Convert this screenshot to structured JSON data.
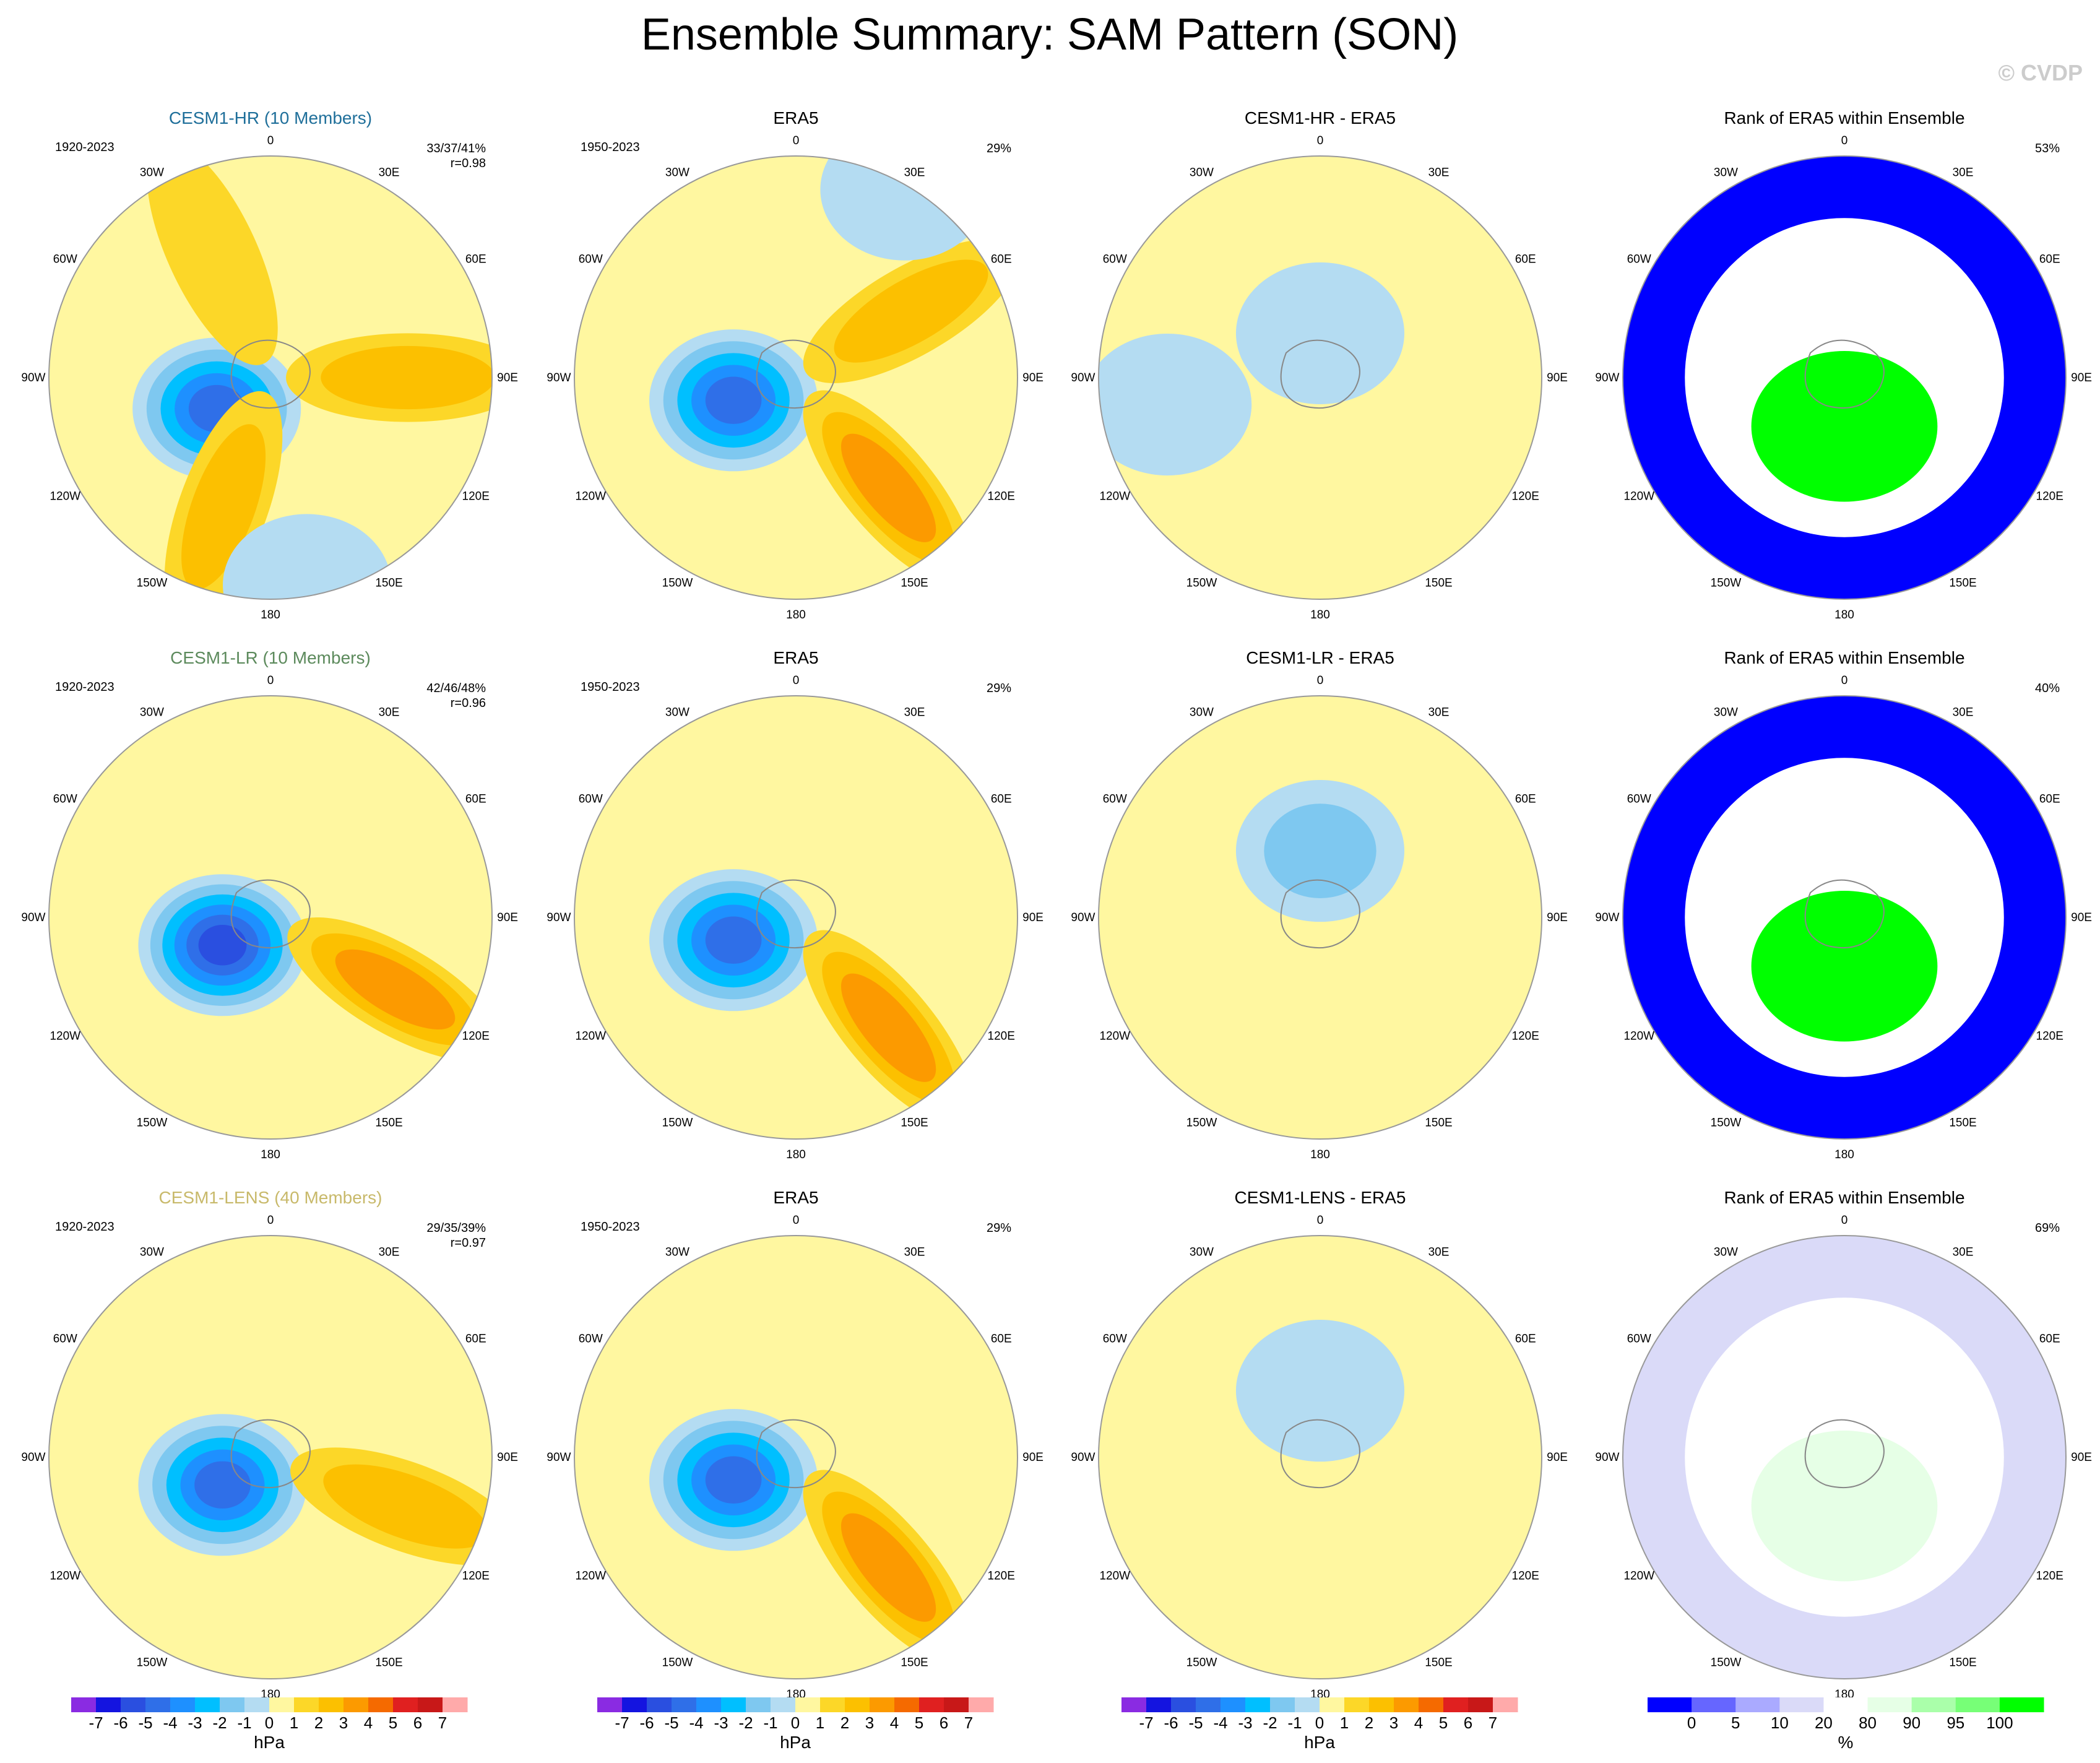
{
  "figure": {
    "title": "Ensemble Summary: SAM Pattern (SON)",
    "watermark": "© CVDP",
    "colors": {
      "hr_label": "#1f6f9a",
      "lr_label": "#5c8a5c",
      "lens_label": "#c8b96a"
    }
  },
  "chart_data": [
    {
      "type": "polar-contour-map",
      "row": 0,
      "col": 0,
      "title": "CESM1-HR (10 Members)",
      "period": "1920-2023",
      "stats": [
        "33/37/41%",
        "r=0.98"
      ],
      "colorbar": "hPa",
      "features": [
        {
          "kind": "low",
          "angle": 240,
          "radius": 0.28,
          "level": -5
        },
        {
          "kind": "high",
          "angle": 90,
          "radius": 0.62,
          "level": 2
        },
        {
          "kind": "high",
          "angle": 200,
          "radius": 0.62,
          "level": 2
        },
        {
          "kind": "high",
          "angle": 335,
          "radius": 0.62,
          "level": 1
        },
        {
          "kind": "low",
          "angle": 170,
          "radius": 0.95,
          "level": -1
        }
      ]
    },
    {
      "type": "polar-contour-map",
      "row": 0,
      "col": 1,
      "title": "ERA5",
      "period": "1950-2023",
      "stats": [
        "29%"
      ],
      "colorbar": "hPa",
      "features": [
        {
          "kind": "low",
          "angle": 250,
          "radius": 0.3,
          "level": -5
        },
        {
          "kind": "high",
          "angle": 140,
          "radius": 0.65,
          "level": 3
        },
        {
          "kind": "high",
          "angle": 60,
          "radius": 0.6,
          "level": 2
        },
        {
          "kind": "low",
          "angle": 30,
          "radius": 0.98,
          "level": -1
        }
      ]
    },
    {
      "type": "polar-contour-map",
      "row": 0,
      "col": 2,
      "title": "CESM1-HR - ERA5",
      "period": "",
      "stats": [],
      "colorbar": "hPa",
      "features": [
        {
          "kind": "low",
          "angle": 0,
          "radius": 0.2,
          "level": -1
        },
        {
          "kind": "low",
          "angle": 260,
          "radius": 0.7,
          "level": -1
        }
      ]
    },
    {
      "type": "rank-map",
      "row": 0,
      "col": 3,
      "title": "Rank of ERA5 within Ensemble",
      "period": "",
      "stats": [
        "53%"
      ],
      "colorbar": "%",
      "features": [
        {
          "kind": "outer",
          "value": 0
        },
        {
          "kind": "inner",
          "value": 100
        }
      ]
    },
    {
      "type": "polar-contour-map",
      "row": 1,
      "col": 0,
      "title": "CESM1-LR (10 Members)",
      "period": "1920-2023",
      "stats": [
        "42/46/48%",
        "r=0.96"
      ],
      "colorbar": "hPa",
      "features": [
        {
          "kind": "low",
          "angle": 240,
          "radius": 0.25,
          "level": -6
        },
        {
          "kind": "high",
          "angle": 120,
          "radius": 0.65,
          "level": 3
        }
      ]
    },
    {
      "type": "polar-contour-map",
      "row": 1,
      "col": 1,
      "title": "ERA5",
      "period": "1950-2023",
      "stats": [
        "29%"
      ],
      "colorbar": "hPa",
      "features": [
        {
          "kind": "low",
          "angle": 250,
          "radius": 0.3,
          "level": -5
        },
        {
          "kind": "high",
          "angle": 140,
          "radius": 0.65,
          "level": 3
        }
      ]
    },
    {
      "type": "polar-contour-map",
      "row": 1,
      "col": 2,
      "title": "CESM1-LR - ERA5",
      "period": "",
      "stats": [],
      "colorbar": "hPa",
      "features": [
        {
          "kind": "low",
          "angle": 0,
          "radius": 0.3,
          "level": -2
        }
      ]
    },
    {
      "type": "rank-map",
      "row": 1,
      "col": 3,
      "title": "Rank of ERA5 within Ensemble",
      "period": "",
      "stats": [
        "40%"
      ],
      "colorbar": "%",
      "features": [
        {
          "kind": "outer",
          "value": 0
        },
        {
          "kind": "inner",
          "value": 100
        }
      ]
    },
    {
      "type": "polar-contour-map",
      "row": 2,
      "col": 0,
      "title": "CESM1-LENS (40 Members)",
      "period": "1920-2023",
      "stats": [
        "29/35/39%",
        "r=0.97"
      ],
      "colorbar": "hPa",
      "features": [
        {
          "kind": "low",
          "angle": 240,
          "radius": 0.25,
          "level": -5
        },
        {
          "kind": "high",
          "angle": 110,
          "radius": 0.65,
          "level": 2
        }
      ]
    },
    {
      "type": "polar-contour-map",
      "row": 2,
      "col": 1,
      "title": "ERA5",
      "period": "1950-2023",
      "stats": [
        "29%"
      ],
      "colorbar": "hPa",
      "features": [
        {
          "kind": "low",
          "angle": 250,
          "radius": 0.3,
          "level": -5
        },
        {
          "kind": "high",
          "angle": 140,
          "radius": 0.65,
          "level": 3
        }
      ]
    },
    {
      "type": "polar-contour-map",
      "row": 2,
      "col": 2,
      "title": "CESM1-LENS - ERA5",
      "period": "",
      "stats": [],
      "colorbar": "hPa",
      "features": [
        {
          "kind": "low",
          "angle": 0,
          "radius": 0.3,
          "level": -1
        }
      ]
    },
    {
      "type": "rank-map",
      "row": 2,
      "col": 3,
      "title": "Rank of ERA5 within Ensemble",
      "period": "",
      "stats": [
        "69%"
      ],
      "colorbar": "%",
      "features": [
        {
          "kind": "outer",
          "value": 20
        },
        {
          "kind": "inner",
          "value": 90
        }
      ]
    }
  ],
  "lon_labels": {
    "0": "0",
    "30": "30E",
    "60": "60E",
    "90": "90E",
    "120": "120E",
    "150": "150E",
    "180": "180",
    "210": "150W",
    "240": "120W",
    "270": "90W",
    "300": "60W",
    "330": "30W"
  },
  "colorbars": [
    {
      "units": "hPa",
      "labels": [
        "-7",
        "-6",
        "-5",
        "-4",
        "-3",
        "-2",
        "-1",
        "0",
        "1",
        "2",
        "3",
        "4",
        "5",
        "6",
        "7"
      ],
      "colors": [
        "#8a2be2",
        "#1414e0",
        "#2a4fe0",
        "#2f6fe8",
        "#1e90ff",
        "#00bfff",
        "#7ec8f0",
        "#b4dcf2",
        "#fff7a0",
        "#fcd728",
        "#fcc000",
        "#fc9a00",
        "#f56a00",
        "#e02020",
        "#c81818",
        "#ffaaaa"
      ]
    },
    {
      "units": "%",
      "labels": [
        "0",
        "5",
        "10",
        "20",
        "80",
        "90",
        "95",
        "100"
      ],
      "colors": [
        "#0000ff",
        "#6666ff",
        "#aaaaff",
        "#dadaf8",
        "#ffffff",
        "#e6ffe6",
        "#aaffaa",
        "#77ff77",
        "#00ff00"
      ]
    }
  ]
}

⁂

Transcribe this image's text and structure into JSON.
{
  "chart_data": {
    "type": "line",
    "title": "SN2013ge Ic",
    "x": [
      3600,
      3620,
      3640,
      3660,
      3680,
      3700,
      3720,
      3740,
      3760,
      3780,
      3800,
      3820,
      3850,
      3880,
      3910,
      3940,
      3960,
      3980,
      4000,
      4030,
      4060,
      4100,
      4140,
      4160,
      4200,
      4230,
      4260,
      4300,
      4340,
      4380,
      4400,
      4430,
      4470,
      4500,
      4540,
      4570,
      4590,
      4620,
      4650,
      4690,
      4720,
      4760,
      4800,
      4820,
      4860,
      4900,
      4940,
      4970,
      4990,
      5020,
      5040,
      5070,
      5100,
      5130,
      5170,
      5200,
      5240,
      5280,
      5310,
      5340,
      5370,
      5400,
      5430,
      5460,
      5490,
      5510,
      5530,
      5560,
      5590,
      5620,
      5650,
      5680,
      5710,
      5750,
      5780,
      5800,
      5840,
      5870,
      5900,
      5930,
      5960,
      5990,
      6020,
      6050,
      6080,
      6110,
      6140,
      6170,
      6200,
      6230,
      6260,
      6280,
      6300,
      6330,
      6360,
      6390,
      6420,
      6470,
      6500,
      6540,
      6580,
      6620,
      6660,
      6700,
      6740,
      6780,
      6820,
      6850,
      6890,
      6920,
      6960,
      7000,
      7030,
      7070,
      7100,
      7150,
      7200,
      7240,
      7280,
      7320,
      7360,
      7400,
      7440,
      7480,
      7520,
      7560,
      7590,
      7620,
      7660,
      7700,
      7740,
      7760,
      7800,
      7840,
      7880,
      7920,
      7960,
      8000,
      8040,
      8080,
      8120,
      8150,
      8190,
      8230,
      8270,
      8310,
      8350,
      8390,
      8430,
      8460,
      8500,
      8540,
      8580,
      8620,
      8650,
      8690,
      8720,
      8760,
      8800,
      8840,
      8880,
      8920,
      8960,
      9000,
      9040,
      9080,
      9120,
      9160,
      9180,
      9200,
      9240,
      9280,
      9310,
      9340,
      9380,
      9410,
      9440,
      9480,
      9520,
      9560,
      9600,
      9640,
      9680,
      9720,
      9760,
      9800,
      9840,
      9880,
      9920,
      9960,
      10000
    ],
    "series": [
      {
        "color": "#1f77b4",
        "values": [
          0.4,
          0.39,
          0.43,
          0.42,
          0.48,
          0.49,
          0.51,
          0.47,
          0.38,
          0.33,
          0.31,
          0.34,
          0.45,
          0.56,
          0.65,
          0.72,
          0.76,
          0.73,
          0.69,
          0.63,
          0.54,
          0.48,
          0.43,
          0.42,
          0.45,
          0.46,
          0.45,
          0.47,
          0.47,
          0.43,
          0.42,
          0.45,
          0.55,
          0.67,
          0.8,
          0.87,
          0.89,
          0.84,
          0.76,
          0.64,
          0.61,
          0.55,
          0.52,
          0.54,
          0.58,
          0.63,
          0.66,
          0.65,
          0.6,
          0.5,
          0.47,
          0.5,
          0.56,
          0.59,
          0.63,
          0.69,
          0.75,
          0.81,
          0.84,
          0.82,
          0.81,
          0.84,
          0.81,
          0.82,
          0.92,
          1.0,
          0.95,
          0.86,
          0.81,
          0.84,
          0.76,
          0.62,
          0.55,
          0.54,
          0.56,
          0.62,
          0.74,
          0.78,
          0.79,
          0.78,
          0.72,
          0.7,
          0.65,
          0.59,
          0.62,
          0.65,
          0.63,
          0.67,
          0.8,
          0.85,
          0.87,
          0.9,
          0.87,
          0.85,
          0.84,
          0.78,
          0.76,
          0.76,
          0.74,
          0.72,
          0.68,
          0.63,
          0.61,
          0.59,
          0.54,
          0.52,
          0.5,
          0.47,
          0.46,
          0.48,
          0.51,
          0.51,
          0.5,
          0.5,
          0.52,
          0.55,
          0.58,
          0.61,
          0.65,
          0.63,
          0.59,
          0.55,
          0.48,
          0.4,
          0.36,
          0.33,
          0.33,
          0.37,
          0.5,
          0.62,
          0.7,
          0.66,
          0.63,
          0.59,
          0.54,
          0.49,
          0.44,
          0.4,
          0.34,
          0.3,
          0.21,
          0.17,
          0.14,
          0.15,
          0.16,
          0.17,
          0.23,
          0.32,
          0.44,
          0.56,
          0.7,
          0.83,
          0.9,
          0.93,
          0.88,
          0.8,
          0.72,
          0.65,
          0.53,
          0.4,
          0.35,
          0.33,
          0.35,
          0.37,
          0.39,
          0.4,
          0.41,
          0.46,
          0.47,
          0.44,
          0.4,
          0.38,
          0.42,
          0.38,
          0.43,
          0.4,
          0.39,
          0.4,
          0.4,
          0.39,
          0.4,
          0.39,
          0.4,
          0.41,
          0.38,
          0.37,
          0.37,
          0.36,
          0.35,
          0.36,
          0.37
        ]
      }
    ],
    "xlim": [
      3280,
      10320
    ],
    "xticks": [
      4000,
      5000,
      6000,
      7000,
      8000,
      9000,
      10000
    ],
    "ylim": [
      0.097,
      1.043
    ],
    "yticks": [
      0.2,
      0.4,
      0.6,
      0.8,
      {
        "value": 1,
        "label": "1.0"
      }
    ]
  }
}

⁂

**DIRECTION:**
Check each line above for the word "Members", and copy the lines where it appears.

**OUTPUT FOR THIS EXERCISE:**
      "title": "CESM1-HR (10 Members)",
      "title": "CESM1-LR (10 Members)",
      "title": "CESM1-LENS (40 Members)",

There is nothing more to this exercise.